What needs to be done –
Locate every line that holds the string "непредставление" and copy it.

(Records excerpted from a collection)
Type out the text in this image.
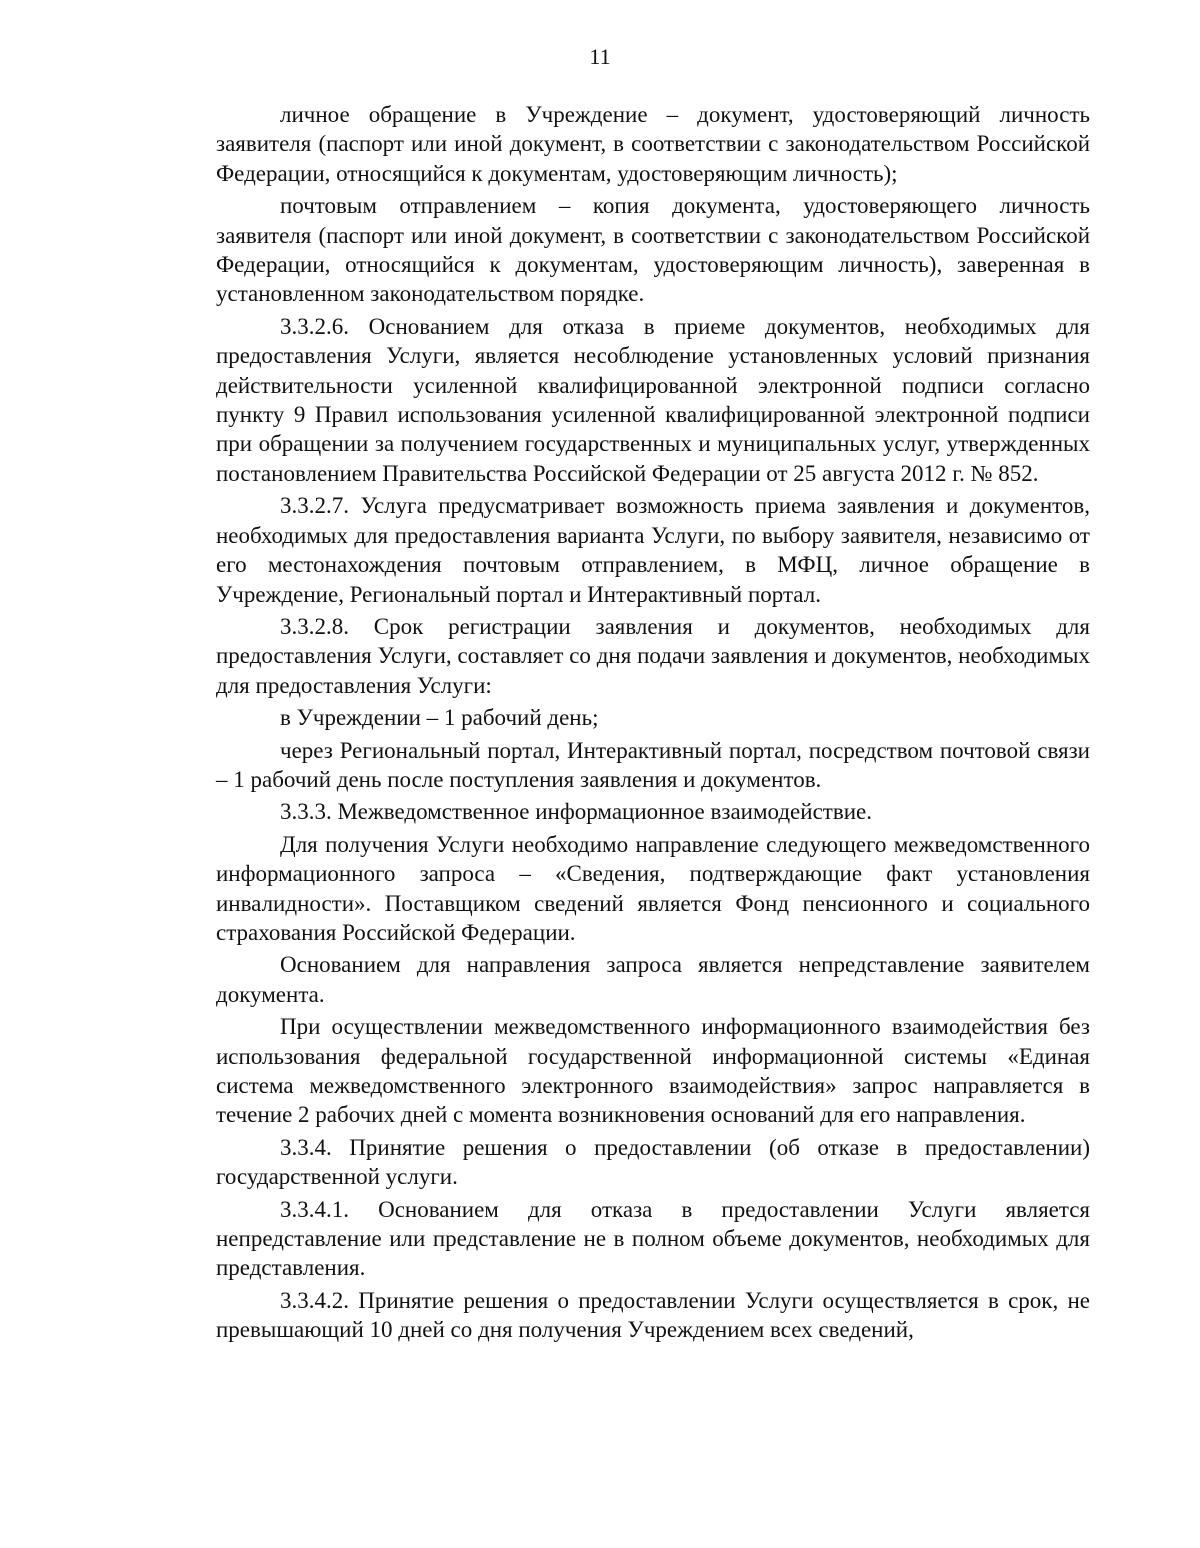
11

личное обращение в Учреждение – документ, удостоверяющий личность заявителя (паспорт или иной документ, в соответствии с законодательством Российской Федерации, относящийся к документам, удостоверяющим личность);

почтовым отправлением – копия документа, удостоверяющего личность заявителя (паспорт или иной документ, в соответствии с законодательством Российской Федерации, относящийся к документам, удостоверяющим личность), заверенная в установленном законодательством порядке.

3.3.2.6. Основанием для отказа в приеме документов, необходимых для предоставления Услуги, является несоблюдение установленных условий признания действительности усиленной квалифицированной электронной подписи согласно пункту 9 Правил использования усиленной квалифицированной электронной подписи при обращении за получением государственных и муниципальных услуг, утвержденных постановлением Правительства Российской Федерации от 25 августа 2012 г. № 852.

3.3.2.7. Услуга предусматривает возможность приема заявления и документов, необходимых для предоставления варианта Услуги, по выбору заявителя, независимо от его местонахождения почтовым отправлением, в МФЦ, личное обращение в Учреждение, Региональный портал и Интерактивный портал.

3.3.2.8. Срок регистрации заявления и документов, необходимых для предоставления Услуги, составляет со дня подачи заявления и документов, необходимых для предоставления Услуги:

в Учреждении – 1 рабочий день;

через Региональный портал, Интерактивный портал, посредством почтовой связи – 1 рабочий день после поступления заявления и документов.

3.3.3. Межведомственное информационное взаимодействие.

Для получения Услуги необходимо направление следующего межведомственного информационного запроса – «Сведения, подтверждающие факт установления инвалидности». Поставщиком сведений является Фонд пенсионного и социального страхования Российской Федерации.

Основанием для направления запроса является непредставление заявителем документа.

При осуществлении межведомственного информационного взаимодействия без использования федеральной государственной информационной системы «Единая система межведомственного электронного взаимодействия» запрос направляется в течение 2 рабочих дней с момента возникновения оснований для его направления.

3.3.4. Принятие решения о предоставлении (об отказе в предоставлении) государственной услуги.

3.3.4.1. Основанием для отказа в предоставлении Услуги является непредставление или представление не в полном объеме документов, необходимых для представления.

3.3.4.2. Принятие решения о предоставлении Услуги осуществляется в срок, не превышающий 10 дней со дня получения Учреждением всех сведений,
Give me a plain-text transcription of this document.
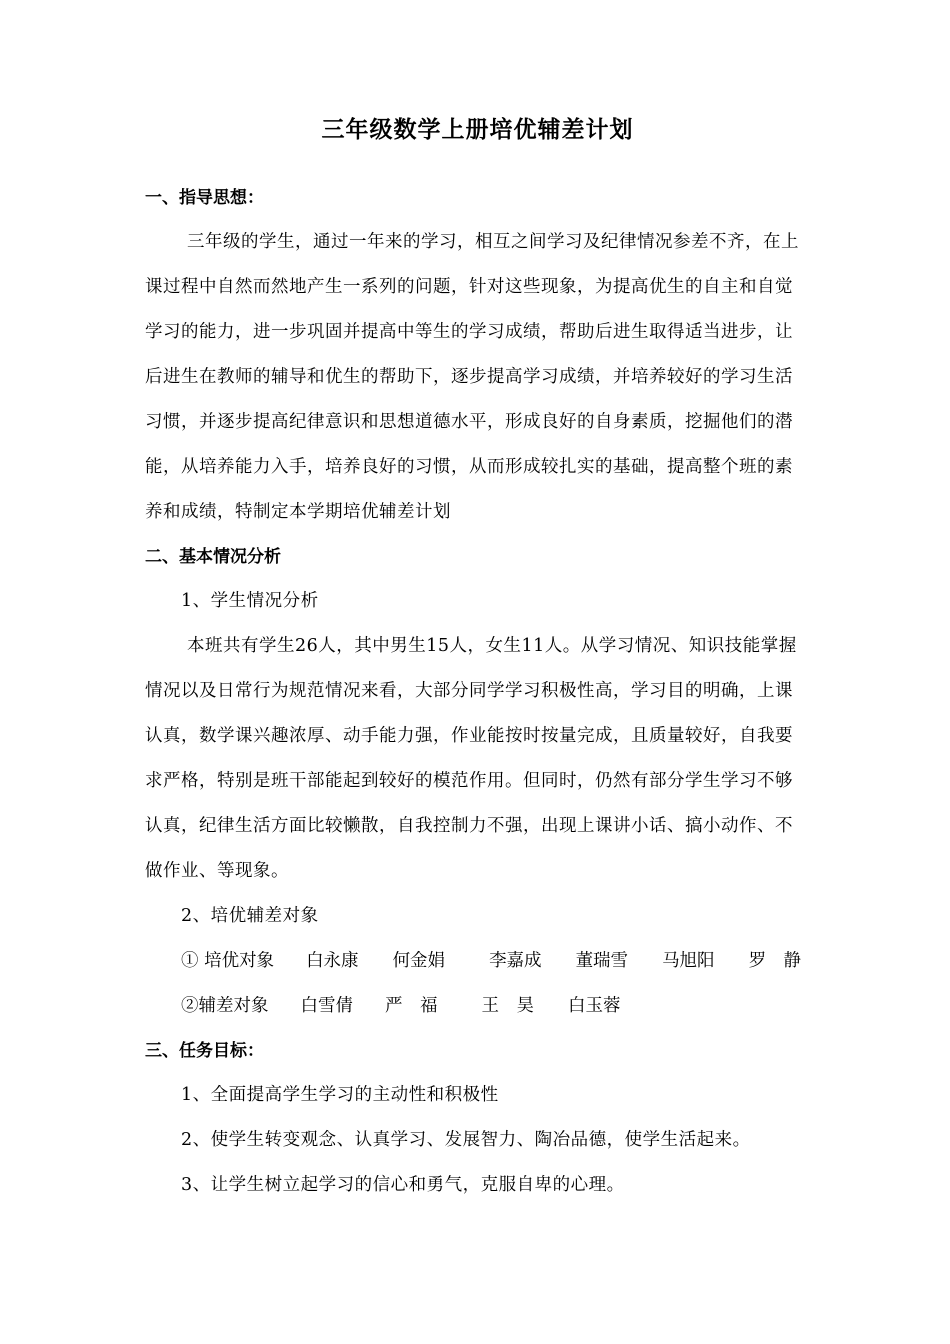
三年级数学上册培优辅差计划
一、指导思想：
三年级的学生，通过一年来的学习，相互之间学习及纪律情况参差不齐，在上课过程中自然而然地产生一系列的问题，针对这些现象，为提高优生的自主和自觉学习的能力，进一步巩固并提高中等生的学习成绩，帮助后进生取得适当进步，让后进生在教师的辅导和优生的帮助下，逐步提高学习成绩，并培养较好的学习生活习惯，并逐步提高纪律意识和思想道德水平，形成良好的自身素质，挖掘他们的潜能，从培养能力入手，培养良好的习惯，从而形成较扎实的基础，提高整个班的素养和成绩，特制定本学期培优辅差计划
二、基本情况分析
1、学生情况分析
本班共有学生26人，其中男生15人，女生11人。从学习情况、知识技能掌握情况以及日常行为规范情况来看，大部分同学学习积极性高，学习目的明确，上课认真，数学课兴趣浓厚、动手能力强，作业能按时按量完成，且质量较好，自我要求严格，特别是班干部能起到较好的模范作用。但同时，仍然有部分学生学习不够认真，纪律生活方面比较懒散，自我控制力不强，出现上课讲小话、搞小动作、不做作业、等现象。
2、培优辅差对象
① 培优对象 白永康 何金娟	李嘉成 董瑞雪 马旭阳 罗　静
②辅差对象 白雪倩 严　福	王　昊 白玉蓉
三、任务目标：
1、全面提高学生学习的主动性和积极性
2、使学生转变观念、认真学习、发展智力、陶冶品德，使学生活起来。
3、让学生树立起学习的信心和勇气，克服自卑的心理。
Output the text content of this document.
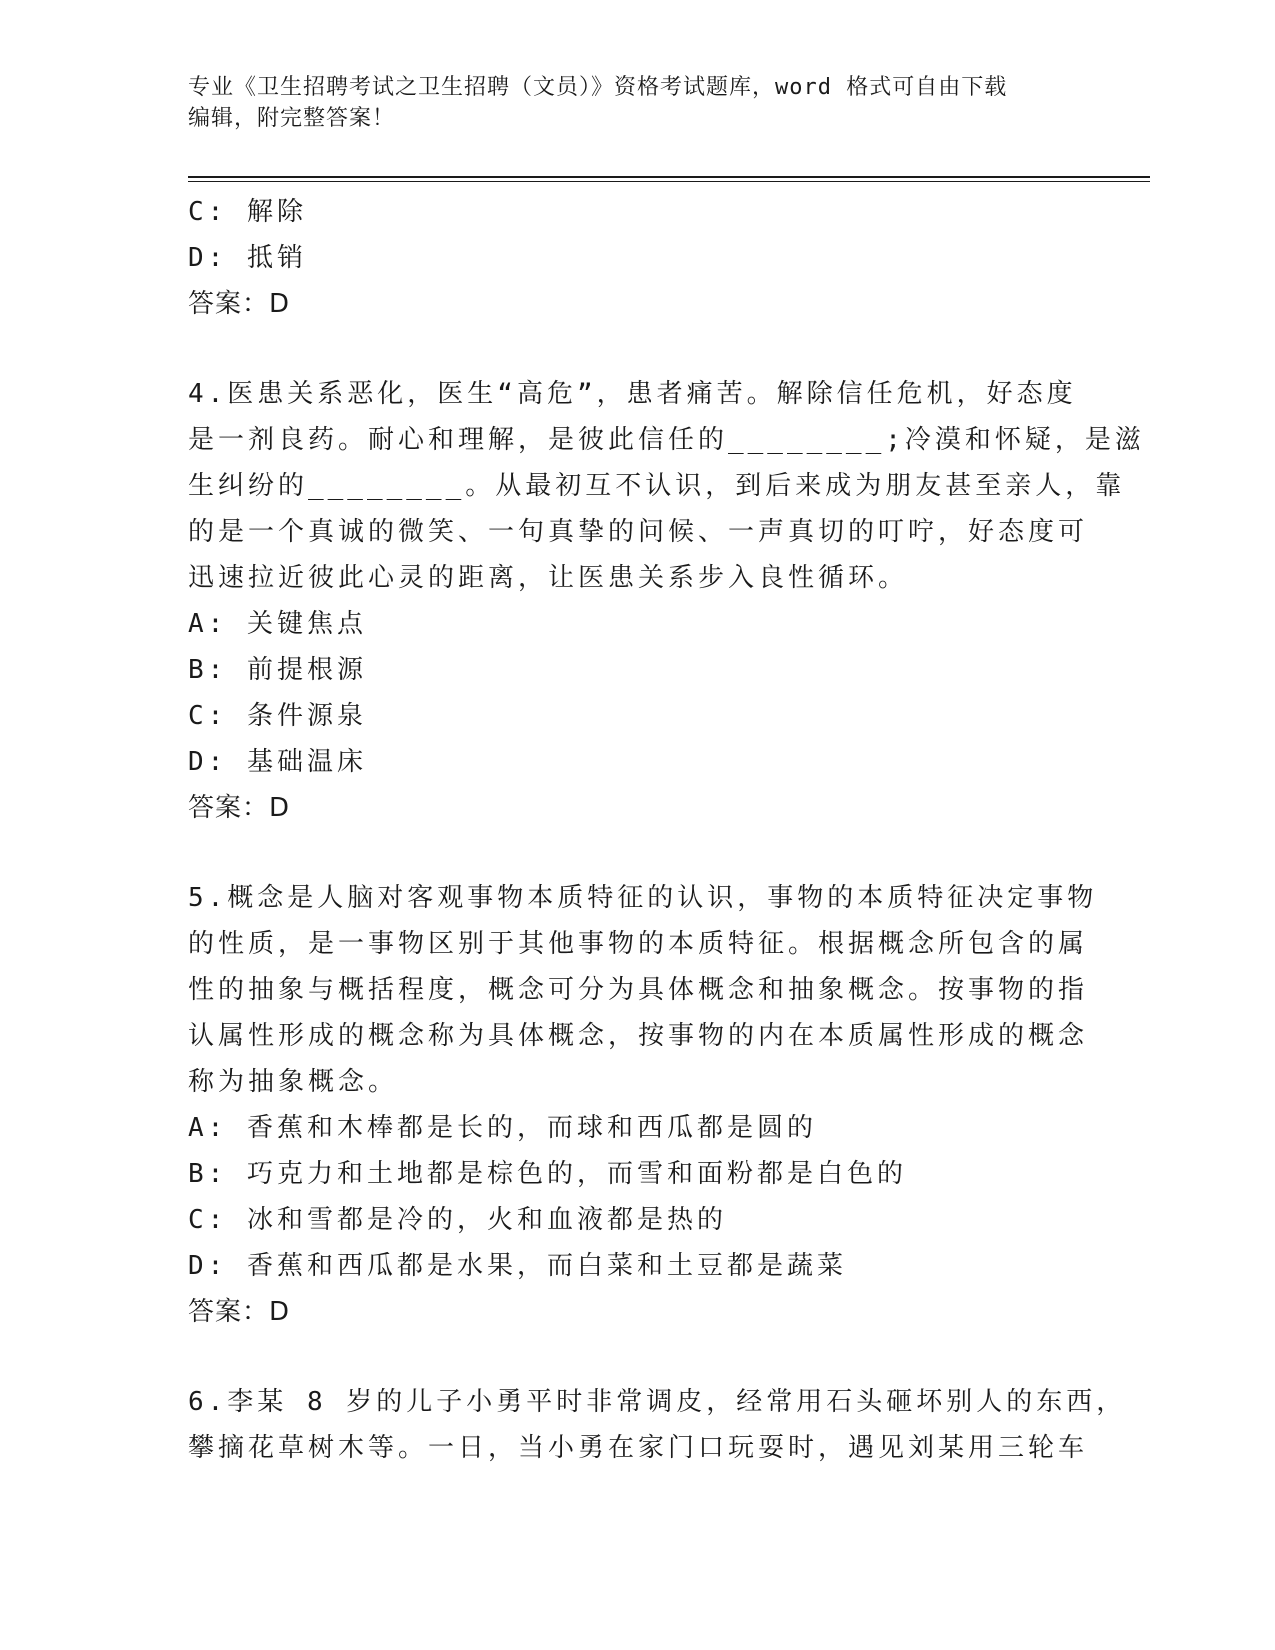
专业《卫生招聘考试之卫生招聘（文员）》资格考试题库，word 格式可自由下载
编辑，附完整答案！
C: 解除
D: 抵销
答案：D
4.医患关系恶化，医生“高危”，患者痛苦。解除信任危机，好态度
是一剂良药。耐心和理解，是彼此信任的________;冷漠和怀疑，是滋
生纠纷的________。从最初互不认识，到后来成为朋友甚至亲人，靠
的是一个真诚的微笑、一句真挚的问候、一声真切的叮咛，好态度可
迅速拉近彼此心灵的距离，让医患关系步入良性循环。
A: 关键焦点
B: 前提根源
C: 条件源泉
D: 基础温床
答案：D
5.概念是人脑对客观事物本质特征的认识，事物的本质特征决定事物
的性质，是一事物区别于其他事物的本质特征。根据概念所包含的属
性的抽象与概括程度，概念可分为具体概念和抽象概念。按事物的指
认属性形成的概念称为具体概念，按事物的内在本质属性形成的概念
称为抽象概念。
A: 香蕉和木棒都是长的，而球和西瓜都是圆的
B: 巧克力和土地都是棕色的，而雪和面粉都是白色的
C: 冰和雪都是冷的，火和血液都是热的
D: 香蕉和西瓜都是水果，而白菜和土豆都是蔬菜
答案：D
6.李某 8 岁的儿子小勇平时非常调皮，经常用石头砸坏别人的东西，
攀摘花草树木等。一日，当小勇在家门口玩耍时，遇见刘某用三轮车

Response to the task –
Основанием для направления запроса является непредставление заявителем документа.
3.3.4.1. Основанием для отказа в предоставлении Услуги является непредставление или представление не в полном объеме документов, необходимых для представления.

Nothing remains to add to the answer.